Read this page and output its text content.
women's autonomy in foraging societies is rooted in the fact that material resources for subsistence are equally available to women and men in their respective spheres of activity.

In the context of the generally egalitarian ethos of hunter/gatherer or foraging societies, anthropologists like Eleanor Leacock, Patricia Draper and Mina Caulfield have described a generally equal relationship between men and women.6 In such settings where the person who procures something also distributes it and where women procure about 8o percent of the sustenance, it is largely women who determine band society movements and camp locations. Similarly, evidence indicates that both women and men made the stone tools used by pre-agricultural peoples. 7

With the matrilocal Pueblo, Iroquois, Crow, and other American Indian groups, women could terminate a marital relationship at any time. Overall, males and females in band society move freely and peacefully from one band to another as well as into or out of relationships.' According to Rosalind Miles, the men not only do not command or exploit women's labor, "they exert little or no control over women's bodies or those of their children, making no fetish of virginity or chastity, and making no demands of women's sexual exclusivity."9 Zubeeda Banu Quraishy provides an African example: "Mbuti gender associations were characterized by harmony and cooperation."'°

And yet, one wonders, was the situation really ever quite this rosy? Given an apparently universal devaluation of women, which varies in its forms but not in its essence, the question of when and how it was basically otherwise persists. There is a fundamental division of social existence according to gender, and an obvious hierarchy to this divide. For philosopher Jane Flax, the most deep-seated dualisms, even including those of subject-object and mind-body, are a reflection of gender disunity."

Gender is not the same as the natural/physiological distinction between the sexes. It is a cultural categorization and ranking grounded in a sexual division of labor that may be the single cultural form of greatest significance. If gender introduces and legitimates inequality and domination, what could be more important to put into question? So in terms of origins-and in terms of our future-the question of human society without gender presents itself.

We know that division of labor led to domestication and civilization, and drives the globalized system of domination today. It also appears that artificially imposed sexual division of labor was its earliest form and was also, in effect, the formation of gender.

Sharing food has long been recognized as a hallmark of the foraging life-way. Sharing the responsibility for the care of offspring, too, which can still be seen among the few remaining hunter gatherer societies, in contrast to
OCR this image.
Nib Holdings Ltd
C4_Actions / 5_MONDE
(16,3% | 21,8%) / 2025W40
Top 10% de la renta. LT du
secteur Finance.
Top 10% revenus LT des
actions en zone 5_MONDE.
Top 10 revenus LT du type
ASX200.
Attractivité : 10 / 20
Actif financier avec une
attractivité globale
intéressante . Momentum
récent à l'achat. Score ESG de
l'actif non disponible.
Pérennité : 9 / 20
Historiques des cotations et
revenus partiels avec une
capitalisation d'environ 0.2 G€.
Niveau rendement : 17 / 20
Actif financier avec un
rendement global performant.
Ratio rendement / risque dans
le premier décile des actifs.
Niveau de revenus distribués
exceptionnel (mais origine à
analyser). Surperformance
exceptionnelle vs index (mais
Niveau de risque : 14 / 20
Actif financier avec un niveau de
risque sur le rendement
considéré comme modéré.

------------------------------------------------------------

Set down the material above again, word for word.

▶ _EXERCISE RESULT_
Read this page and output its text content.
women's autonomy in foraging societies is rooted in the fact that material resources for subsistence are equally available to women and men in their respective spheres of activity.

In the context of the generally egalitarian ethos of hunter/gatherer or foraging societies, anthropologists like Eleanor Leacock, Patricia Draper and Mina Caulfield have described a generally equal relationship between men and women.6 In such settings where the person who procures something also distributes it and where women procure about 8o percent of the sustenance, it is largely women who determine band society movements and camp locations. Similarly, evidence indicates that both women and men made the stone tools used by pre-agricultural peoples. 7

With the matrilocal Pueblo, Iroquois, Crow, and other American Indian groups, women could terminate a marital relationship at any time. Overall, males and females in band society move freely and peacefully from one band to another as well as into or out of relationships.' According to Rosalind Miles, the men not only do not command or exploit women's labor, "they exert little or no control over women's bodies or those of their children, making no fetish of virginity or chastity, and making no demands of women's sexual exclusivity."9 Zubeeda Banu Quraishy provides an African example: "Mbuti gender associations were characterized by harmony and cooperation."'°

And yet, one wonders, was the situation really ever quite this rosy? Given an apparently universal devaluation of women, which varies in its forms but not in its essence, the question of when and how it was basically otherwise persists. There is a fundamental division of social existence according to gender, and an obvious hierarchy to this divide. For philosopher Jane Flax, the most deep-seated dualisms, even including those of subject-object and mind-body, are a reflection of gender disunity."

Gender is not the same as the natural/physiological distinction between the sexes. It is a cultural categorization and ranking grounded in a sexual division of labor that may be the single cultural form of greatest significance. If gender introduces and legitimates inequality and domination, what could be more important to put into question? So in terms of origins-and in terms of our future-the question of human society without gender presents itself.

We know that division of labor led to domestication and civilization, and drives the globalized system of domination today. It also appears that artificially imposed sexual division of labor was its earliest form and was also, in effect, the formation of gender.

Sharing food has long been recognized as a hallmark of the foraging life-way. Sharing the responsibility for the care of offspring, too, which can still be seen among the few remaining hunter gatherer societies, in contrast to
OCR this image.
Nib Holdings Ltd
C4_Actions / 5_MONDE
(16,3% | 21,8%) / 2025W40
Top 10% de la renta. LT du
secteur Finance.
Top 10% revenus LT des
actions en zone 5_MONDE.
Top 10 revenus LT du type
ASX200.
Attractivité : 10 / 20
Actif financier avec une
attractivité globale
intéressante . Momentum
récent à l'achat. Score ESG de
l'actif non disponible.
Pérennité : 9 / 20
Historiques des cotations et
revenus partiels avec une
capitalisation d'environ 0.2 G€.
Niveau rendement : 17 / 20
Actif financier avec un
rendement global performant.
Ratio rendement / risque dans
le premier décile des actifs.
Niveau de revenus distribués
exceptionnel (mais origine à
analyser). Surperformance
exceptionnelle vs index (mais
Niveau de risque : 14 / 20
Actif financier avec un niveau de
risque sur le rendement
considéré comme modéré.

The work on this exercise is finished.